→ **Texto**:
+--

Faz 17 anos que perdemos o revolucionário Álvaro Cunhal. Além de seu legado no coração do povo português, seu humanismo estético está na arte deixada para apreciação.

Faz 17 anos que perdemos o revolucionário Álvaro Cunhal. Além de seu legado no coração do povo português, seu humanismo estético está na arte deixada para apreciação.

Faz 17 anos que o mundo perdeu Álvaro Cunhal, em 13 de junho de 2005. Ainda que um gigante revolucionário do povo português, Cunhal também era um poeta, sempre refletindo sobre arte, mesmo no cárcere, onde não deixou de expressar-se por meio de desenhos. Desta forma, olhar para seus sinuosos desenhos dramáticos e sombrios, retratando seu Portugal sob a ditadura de Salazar, é uma forma de evocar sua luta. Mesmo na escuridão da prisão, enxergava a realidade de seu povo melhor que aqueles que estavam fora dela. A liberdade nem sempre está na possibilidade de ir e vir.

O amigo e camarada Rogério Ribeiro relata de quando acompanhou-o em viagens na apresentação do seu livro «A arte, o artista e a sociedade». “Era comovente ver o seu entusiasmo quando propunha à plateia que ouvisse um pequeno trecho gravado. Uma voz feminina, cantando, elevava-se como uma lâmina aguda ganhando o silêncio da sala, numa breve melodia de rara beleza pela extensão e pela qualidade e timbre da voz. Depois perguntava: Sabem o que ouviram? Não é uma diva, é uma camponesa de Trás-os-Montes num canto de trabalho.

O sentido do «belo» para Cunhal era um motivo de reflexão sobre o sentimento estético diante da vida, da história e da natureza. «O artista é um criador e o belo é em si mesmo um valor estético». 

O debate sobre o compromisso do artista com a luta social é algo indissociável na obra dele. Uma reflexão marxista sobre a arte pode-se dizer.

Com 26 anos já produzia e participava de polêmicas com outros artistas formais e puristas sobre o sentido da arte e sua relação com a vida. Ainda assim, Cunhal respeitava o movimento da “Presença” e suas rupturas com o academicismo. Contra aqueles que entendiam a expressão artista como algo subjetivo e psicológico, alheio à história e à concretude material, ele dizia que não estava «em causa o valor poético mas a atitude social, que através da poesia cantava e comunicava». 

«Pouco conseguida é uma obra de arte que só com a explicação acaba por ser reconhecida como tal» e ainda «mais importante do que aquilo que o artista quis fazer é aquilo que realmente fez».

A participação e utilidade no quadro de vida que então se vivia não apequenava a poesia, antes lhe dava novas e renovadas dimensões. Cunhal carregava o humanismo na arte que, naquele 1939, o fazia perceber a importância do poeta deixar sua torre de marfim diante dos anos dramáticos que se avizinhavam. Os europeus seriam invadidos pelo fascismo de Hitler, Franco, Salazar e Mussolini, e por todas as suas guerras.

É neste quadro que nasce, ou o que se encontrou como resposta o neo-realismo, que como o disse Álvaro Cunhal «está indissoluvelmente ligado à luta pela liberdade e à democracia, contra a ditadura fascista em Portugal.»

+--

Registros de layout baseados em imagem:
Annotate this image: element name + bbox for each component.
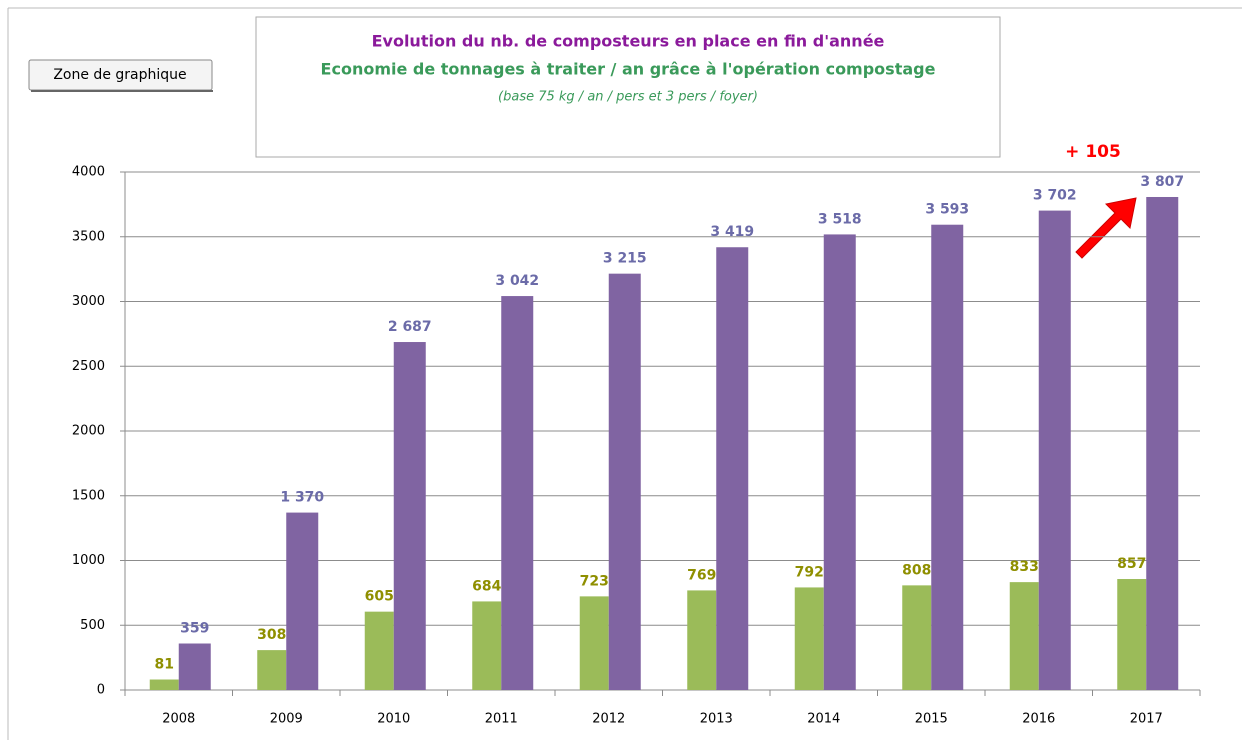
value-label: 684: [472, 578, 501, 594]
bar: [902, 585, 932, 690]
bar: [472, 601, 502, 690]
chart-note: (base 75 kg / an / pers et 3 pers / foye…: [498, 90, 758, 105]
value-label: 833: [1010, 559, 1039, 575]
x-tick-label: 2010: [377, 712, 410, 727]
y-tick-label: 1000: [72, 553, 105, 568]
annotation: + 105: [1065, 142, 1121, 162]
x-tick-label: 2008: [162, 712, 195, 727]
zone-button[interactable]: Zone de graphique: [28, 59, 213, 92]
x-tick-label: 2014: [807, 712, 840, 727]
value-label: 3 807: [1140, 174, 1184, 190]
x-tick-label: 2015: [915, 712, 948, 727]
value-label: 3 419: [710, 224, 754, 240]
value-label: 792: [795, 564, 824, 580]
x-tick-label: 2009: [270, 712, 303, 727]
bar: [579, 596, 609, 690]
chart-subtitle: Economie de tonnages à traiter / an grâc…: [321, 60, 936, 79]
value-label: 3 042: [495, 273, 539, 289]
bar: [178, 643, 211, 690]
y-tick-label: 4000: [72, 165, 105, 180]
y-tick-label: 3500: [72, 229, 105, 244]
value-label: 769: [687, 567, 716, 583]
value-label: 723: [580, 573, 609, 589]
chart-title: Evolution du nb. de composteurs en place…: [372, 32, 885, 51]
bar: [501, 296, 534, 690]
bar: [716, 247, 749, 690]
bar: [794, 587, 824, 690]
y-tick-label: 500: [80, 618, 105, 633]
y-tick-label: 2000: [72, 424, 105, 439]
y-tick-label: 3000: [72, 294, 105, 309]
value-label: 2 687: [388, 319, 432, 335]
bar: [608, 273, 641, 690]
bar: [1038, 210, 1071, 690]
bar: [364, 611, 394, 690]
bar: [1146, 196, 1179, 690]
value-label: 3 215: [603, 251, 647, 267]
button-label[interactable]: Zone de graphique: [53, 67, 186, 83]
bar: [286, 512, 319, 690]
y-tick-label: 0: [97, 683, 105, 698]
title-box: [255, 16, 1001, 158]
value-label: 3 702: [1033, 188, 1077, 204]
x-tick-label: 2016: [1022, 712, 1055, 727]
bar: [149, 679, 179, 690]
bar: [687, 590, 717, 690]
x-tick-label: 2012: [592, 712, 625, 727]
value-label: 808: [902, 562, 931, 578]
x-tick-label: 2017: [1130, 712, 1163, 727]
value-label: 81: [155, 657, 174, 673]
y-tick-label: 1500: [72, 488, 105, 503]
x-tick-label: 2013: [700, 712, 733, 727]
value-label: 857: [1117, 556, 1146, 572]
bar: [257, 650, 287, 690]
bar: [1117, 579, 1147, 690]
bar: [823, 234, 856, 690]
bar: [931, 224, 964, 691]
value-label: 308: [257, 627, 286, 643]
bar: [393, 342, 426, 690]
arrow: [1075, 197, 1137, 259]
value-label: 3 518: [818, 211, 862, 227]
value-label: 1 370: [280, 490, 324, 506]
value-label: 605: [365, 589, 394, 605]
y-tick-label: 2500: [72, 359, 105, 374]
x-tick-label: 2011: [485, 712, 518, 727]
bar: [1009, 582, 1039, 690]
value-label: 3 593: [925, 202, 969, 218]
value-label: 359: [180, 621, 209, 637]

+--

→ **Tarefas**:
• a. Segundo o texto sobre Álvaro Cunhal, em que data ele morreu?
• b. Devolva, do texto sobre Álvaro Cunhal, o trecho que vai de "O sentido do" até "arte pode-se dizer.".
Os registros vêm de outra fonte.

→ **Soluções**:
• a. Em 13 de junho de 2005.

• b.
O sentido do «belo» para Cunhal era um motivo de reflexão sobre o sentimento estético diante da vida, da história e da natureza. «O artista é um criador e o belo é em si mesmo um valor estético». 

O debate sobre o compromisso do artista com a luta social é algo indissociável na obra dele. Uma reflexão marxista sobre a arte pode-se dizer.